Copy out all the data, word for word.

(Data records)
◇ ◇ ◇ ◇ ◇ ◇ ◇

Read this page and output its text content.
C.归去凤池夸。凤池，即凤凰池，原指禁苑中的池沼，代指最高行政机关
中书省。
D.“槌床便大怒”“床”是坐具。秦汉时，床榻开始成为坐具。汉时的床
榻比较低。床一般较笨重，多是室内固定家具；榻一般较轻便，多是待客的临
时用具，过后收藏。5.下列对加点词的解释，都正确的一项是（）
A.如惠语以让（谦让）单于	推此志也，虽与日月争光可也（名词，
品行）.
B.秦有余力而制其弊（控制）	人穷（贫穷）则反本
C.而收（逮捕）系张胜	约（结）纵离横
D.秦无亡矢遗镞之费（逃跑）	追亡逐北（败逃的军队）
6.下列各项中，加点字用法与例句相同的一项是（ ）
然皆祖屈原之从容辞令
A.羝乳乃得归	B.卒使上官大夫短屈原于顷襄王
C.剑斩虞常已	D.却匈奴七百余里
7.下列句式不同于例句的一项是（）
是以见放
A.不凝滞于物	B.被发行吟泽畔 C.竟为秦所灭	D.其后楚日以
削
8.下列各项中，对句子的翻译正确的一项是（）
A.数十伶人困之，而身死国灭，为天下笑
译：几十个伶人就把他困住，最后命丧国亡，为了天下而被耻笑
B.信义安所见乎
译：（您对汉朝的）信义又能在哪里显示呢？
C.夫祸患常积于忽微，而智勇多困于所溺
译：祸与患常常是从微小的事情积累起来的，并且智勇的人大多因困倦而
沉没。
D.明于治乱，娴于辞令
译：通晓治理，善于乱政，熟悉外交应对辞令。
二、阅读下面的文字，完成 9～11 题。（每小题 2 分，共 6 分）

◇ ◇ ◇ ◇ ◇ ◇ ◇

**Answer below**:
Read this page and output its text content.
C.归去凤池夸。凤池，即凤凰池，原指禁苑中的池沼，代指最高行政机关
中书省。
D.“槌床便大怒”“床”是坐具。秦汉时，床榻开始成为坐具。汉时的床
榻比较低。床一般较笨重，多是室内固定家具；榻一般较轻便，多是待客的临
时用具，过后收藏。5.下列对加点词的解释，都正确的一项是（）
A.如惠语以让（谦让）单于	推此志也，虽与日月争光可也（名词，
品行）.
B.秦有余力而制其弊（控制）	人穷（贫穷）则反本
C.而收（逮捕）系张胜	约（结）纵离横
D.秦无亡矢遗镞之费（逃跑）	追亡逐北（败逃的军队）
6.下列各项中，加点字用法与例句相同的一项是（ ）
然皆祖屈原之从容辞令
A.羝乳乃得归	B.卒使上官大夫短屈原于顷襄王
C.剑斩虞常已	D.却匈奴七百余里
7.下列句式不同于例句的一项是（）
是以见放
A.不凝滞于物	B.被发行吟泽畔 C.竟为秦所灭	D.其后楚日以
削
8.下列各项中，对句子的翻译正确的一项是（）
A.数十伶人困之，而身死国灭，为天下笑
译：几十个伶人就把他困住，最后命丧国亡，为了天下而被耻笑
B.信义安所见乎
译：（您对汉朝的）信义又能在哪里显示呢？
C.夫祸患常积于忽微，而智勇多困于所溺
译：祸与患常常是从微小的事情积累起来的，并且智勇的人大多因困倦而
沉没。
D.明于治乱，娴于辞令
译：通晓治理，善于乱政，熟悉外交应对辞令。
二、阅读下面的文字，完成 9～11 题。（每小题 2 分，共 6 分）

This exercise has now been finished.